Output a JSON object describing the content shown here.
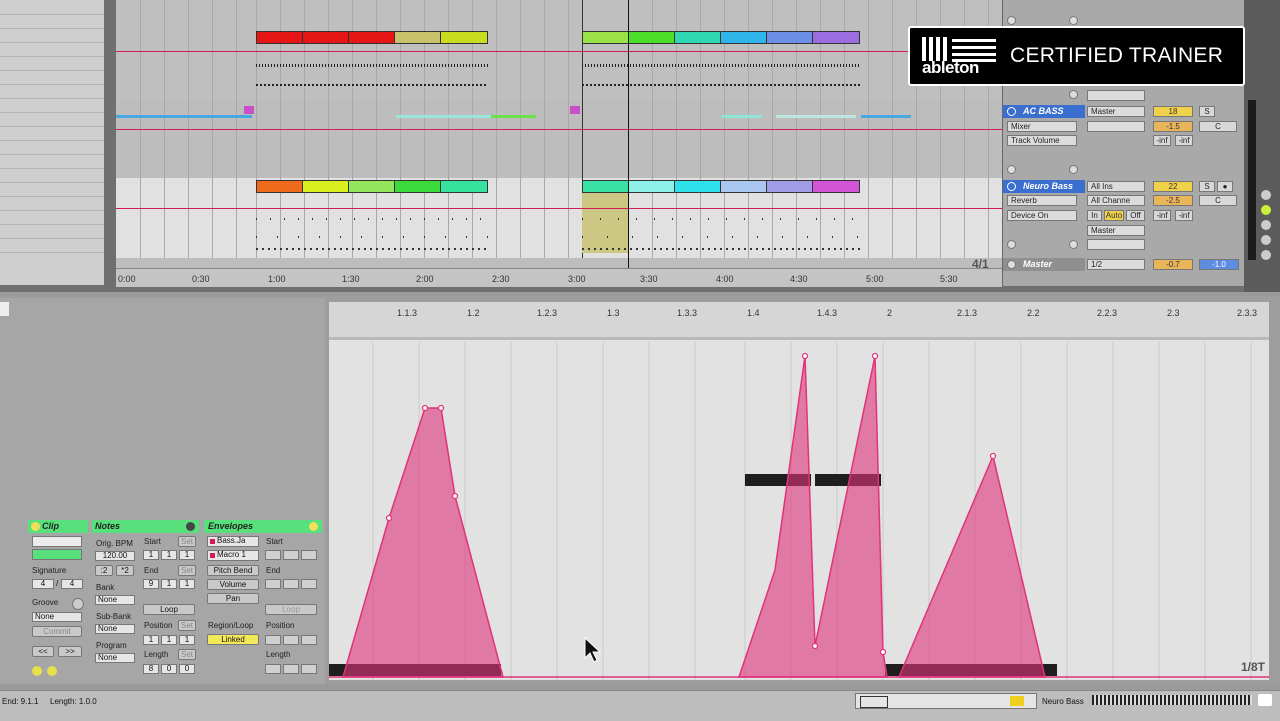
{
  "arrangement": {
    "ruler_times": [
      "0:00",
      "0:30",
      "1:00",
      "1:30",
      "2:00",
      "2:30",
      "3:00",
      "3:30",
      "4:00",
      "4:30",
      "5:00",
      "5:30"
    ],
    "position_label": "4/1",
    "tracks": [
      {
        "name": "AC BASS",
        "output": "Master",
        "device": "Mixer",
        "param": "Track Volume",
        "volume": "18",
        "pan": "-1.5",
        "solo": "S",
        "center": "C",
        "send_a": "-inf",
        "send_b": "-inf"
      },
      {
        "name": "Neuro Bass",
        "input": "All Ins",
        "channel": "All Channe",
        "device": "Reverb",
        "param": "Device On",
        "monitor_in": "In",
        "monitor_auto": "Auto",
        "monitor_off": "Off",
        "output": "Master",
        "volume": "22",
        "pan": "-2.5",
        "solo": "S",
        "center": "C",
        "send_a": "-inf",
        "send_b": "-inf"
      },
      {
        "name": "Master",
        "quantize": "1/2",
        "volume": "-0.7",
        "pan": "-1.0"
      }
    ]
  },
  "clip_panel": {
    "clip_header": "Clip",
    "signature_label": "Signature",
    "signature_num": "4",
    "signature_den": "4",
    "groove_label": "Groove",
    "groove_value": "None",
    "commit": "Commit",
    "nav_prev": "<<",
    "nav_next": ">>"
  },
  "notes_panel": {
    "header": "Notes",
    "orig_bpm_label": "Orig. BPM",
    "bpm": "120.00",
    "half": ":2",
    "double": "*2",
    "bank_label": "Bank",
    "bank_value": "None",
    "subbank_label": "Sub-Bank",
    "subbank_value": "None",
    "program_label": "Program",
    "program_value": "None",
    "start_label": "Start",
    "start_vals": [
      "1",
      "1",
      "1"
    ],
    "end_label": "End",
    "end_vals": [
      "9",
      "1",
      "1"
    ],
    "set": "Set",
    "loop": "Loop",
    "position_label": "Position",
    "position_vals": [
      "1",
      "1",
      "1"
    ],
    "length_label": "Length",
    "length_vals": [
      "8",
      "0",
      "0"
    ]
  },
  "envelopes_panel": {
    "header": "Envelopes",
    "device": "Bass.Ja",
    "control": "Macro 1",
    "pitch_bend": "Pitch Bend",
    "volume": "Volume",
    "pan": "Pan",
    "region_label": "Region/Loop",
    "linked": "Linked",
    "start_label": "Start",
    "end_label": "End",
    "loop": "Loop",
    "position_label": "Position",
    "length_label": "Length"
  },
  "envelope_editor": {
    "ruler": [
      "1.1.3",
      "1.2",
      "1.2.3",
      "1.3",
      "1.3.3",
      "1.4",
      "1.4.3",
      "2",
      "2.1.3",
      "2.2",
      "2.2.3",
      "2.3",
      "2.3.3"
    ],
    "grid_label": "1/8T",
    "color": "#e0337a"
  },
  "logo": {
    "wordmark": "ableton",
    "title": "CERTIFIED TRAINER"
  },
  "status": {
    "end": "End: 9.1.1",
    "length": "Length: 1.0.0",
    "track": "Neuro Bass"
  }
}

**What you have to do**
Scan the entries above. Copy each line that has the string "name".

**Result of the task**
        "name": "AC BASS",
        "name": "Neuro Bass",
        "name": "Master",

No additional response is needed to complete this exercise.